Text provided:

Corporate governance is a standard on which businesses will be judged. Those judging are also those who can provide funding and business, so it’s a simple choice: please them and survive, or don’t and face bankruptcy. 

What can happen if things go wrong?

Much of the legislation and codes above were rolled out in response to big scandals – in other words, the worst examples are what fuel the strictest laws. This alone should be enough for companies to realise the importance of good corporate governance. 

Not following governance codes, getting lax, boards falling asleep at the wheel – not only could these land a company in trouble with lawmakers, but it can also seriously harm their business prospects. 

Examples of when things went wrong:

2002 – WorldCom. Already mentioned, many accept this scandal as the main reason the US launched its corporate governance code a short time later. 

Essentially, this long-distance telecommunications company (the second largest in America in the early 2000s) was forced to “re-state” its corporate earnings for the five previous quarters in a row, leaving a hole of approximately $3.8 billion. 

This massive gap was intentional – perpetrated by senior management, using complex accounting techniques to hide losses so that they could meet their Wall Street targets. Internal accountants, in conjunction with external auditors at KPMG, eventually discovered what they had been doing. 

By the time the board grasped the gravity of the situation, it was too late. The company was already struggling with poor credit ratings and piling debt. It ultimately announced it would lay off 17,000 employees and file for bankruptcy. 

WorldCom survived, albeit under a new name of MCI, and was subsequently acquired by Verizon in 2006.

2014 – Tesco. It is one of the biggest supermarket chains in the UK and Ireland, but in 2014, the organisation tumbled into chaos over misleading accounts, which the board failed to supervise appropriately. 

That year, it was discovered that the company had “artificially” inflated its recorded profits by £263 million to make itself more attractive to investors.

Questions to answer:
a) In the passage on corporate governance failures, how many employees did WorldCom announce it would lay off?
b) Name every company or firm that appears in the passage on corporate governance failures.
c) Extend the passage on corporate governance failures beyond its final sentence.
The records come from a separate source and are unrelated to the passage on corporate governance failures.

Page layout parsing records:
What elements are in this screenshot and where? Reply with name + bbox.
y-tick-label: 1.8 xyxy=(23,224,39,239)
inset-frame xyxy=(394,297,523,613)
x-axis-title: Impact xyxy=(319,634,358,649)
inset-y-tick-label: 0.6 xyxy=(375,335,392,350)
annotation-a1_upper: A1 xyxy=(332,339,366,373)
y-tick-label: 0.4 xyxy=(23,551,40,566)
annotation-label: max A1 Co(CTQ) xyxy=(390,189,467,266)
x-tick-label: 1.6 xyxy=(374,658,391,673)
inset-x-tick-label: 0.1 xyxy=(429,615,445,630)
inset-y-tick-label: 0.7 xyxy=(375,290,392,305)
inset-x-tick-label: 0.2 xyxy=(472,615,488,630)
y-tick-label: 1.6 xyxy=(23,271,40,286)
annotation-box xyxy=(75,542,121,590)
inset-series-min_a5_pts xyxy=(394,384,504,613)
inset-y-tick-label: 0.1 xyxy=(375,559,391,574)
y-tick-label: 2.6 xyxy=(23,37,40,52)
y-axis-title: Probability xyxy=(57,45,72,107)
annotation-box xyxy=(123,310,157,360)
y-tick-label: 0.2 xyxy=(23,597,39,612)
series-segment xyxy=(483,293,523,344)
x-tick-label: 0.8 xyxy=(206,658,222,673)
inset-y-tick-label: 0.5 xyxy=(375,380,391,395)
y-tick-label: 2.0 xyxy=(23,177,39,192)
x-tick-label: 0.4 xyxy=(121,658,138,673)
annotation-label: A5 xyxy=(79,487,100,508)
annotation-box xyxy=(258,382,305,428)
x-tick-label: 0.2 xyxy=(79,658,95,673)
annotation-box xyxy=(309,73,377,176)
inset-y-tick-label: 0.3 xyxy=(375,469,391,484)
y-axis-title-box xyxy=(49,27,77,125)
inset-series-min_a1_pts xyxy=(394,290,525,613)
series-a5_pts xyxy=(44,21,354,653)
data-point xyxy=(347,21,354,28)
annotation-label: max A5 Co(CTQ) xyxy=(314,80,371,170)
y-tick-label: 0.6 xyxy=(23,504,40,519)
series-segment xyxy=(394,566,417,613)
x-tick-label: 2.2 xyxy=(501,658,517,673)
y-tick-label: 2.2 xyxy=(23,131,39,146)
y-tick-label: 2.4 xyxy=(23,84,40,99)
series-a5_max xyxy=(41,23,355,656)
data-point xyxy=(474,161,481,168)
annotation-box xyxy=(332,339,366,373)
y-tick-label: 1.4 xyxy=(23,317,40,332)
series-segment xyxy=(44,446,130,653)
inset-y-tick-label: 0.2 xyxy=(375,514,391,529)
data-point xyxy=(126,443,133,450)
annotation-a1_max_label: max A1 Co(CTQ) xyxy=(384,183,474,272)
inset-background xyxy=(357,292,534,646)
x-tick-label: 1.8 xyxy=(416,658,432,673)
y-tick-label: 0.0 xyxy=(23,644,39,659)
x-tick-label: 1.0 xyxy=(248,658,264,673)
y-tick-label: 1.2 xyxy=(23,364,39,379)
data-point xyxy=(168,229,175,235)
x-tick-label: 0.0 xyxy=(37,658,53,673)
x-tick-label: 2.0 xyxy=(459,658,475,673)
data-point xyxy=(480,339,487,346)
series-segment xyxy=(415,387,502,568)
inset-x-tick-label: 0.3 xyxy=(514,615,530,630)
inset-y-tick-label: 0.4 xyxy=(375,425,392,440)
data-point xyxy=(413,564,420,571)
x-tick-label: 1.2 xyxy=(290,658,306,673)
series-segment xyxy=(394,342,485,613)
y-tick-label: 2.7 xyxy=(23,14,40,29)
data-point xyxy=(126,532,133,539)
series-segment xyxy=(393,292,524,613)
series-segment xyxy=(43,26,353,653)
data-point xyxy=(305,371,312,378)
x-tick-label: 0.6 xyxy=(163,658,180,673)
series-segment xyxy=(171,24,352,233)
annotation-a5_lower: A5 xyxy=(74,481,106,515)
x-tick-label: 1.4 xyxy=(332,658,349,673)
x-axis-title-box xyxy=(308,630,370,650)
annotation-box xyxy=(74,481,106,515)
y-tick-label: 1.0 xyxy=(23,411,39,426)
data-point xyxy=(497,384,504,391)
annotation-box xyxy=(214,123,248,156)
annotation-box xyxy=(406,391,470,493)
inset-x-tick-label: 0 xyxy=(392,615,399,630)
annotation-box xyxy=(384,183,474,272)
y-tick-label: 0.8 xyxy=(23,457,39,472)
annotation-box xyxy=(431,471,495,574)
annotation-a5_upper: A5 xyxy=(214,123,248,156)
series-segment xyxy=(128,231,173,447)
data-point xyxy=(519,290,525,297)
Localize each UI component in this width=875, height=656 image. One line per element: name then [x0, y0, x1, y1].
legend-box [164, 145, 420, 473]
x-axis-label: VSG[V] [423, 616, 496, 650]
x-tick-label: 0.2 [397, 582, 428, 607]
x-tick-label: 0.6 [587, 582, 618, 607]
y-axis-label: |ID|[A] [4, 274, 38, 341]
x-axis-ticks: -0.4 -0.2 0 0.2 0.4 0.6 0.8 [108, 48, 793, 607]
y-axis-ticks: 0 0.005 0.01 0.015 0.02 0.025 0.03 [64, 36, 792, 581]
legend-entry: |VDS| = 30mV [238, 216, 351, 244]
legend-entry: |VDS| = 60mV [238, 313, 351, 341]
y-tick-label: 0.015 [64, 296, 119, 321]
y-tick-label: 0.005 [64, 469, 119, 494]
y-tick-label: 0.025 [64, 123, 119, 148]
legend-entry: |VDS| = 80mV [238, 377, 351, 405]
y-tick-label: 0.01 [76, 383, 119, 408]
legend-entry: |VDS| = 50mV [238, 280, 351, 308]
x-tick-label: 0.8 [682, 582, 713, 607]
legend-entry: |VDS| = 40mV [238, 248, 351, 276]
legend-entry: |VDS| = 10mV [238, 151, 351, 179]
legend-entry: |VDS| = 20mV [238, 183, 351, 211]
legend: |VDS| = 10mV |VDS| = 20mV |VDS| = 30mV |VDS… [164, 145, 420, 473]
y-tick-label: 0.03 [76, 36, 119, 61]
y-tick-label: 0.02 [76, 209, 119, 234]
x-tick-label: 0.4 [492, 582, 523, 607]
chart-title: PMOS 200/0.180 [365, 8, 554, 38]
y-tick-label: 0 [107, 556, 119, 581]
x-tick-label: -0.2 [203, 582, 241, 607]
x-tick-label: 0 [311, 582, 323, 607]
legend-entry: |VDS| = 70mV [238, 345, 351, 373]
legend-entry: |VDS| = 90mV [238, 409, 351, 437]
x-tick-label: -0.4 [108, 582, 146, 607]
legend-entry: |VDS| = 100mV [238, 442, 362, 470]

Your responses:
a) 17,000 employees.

b) WorldCom, KPMG, MCI, Verizon, Tesco

c)
After the discovery, four senior executives were suspended from the company, accounting firm Deloitte and audit company PwC also came under scrutiny for their roles, and the Tesco board had to wipe £2 billion away from the company’s value. 

2019 – WeWork. WeWork is a lesson in how not to manage one of the most pivotal moments in a startup’s lifespan. The company – a provider of co-working spaces – aimed to go public in 2019, but was forced to cancel this plan a short time later. 

Ahead of going public, the company was valued at around $47 billion, on the back of several investment rounds and years of business. Around this time, WeWork filed a public prospectus, showing potential buyers the company’s financial state. 

This document is supposed to provide reassurance and entice investors, but WeWork’s 2019 document did the opposite – spooking buyers by revealing a string of financial losses. It cast severe doubts over the $47 billion price tag. 

Critics condemned the company, primarily for its poor corporate governance record and how it impacted WeWork’s ability to make even tiny profits. 

Ultimately, the company had to cancel its plans to go public, while co-founder and CEO Adam Neumann resigned. 

In summary

Corporate governance may have come late in the game compared to the companies themselves, but decades of history have shown that its importance will only grow. 

The concept has won the attention of investors, consumers and politicians alike – largely thanks to a string of financial scandals: the shining examples of what can happen if corporate governance doesn’t exist. 

These stakeholders are eager to prevent these types of scandals in future, and they are now going further than ever to ensure this is a reality.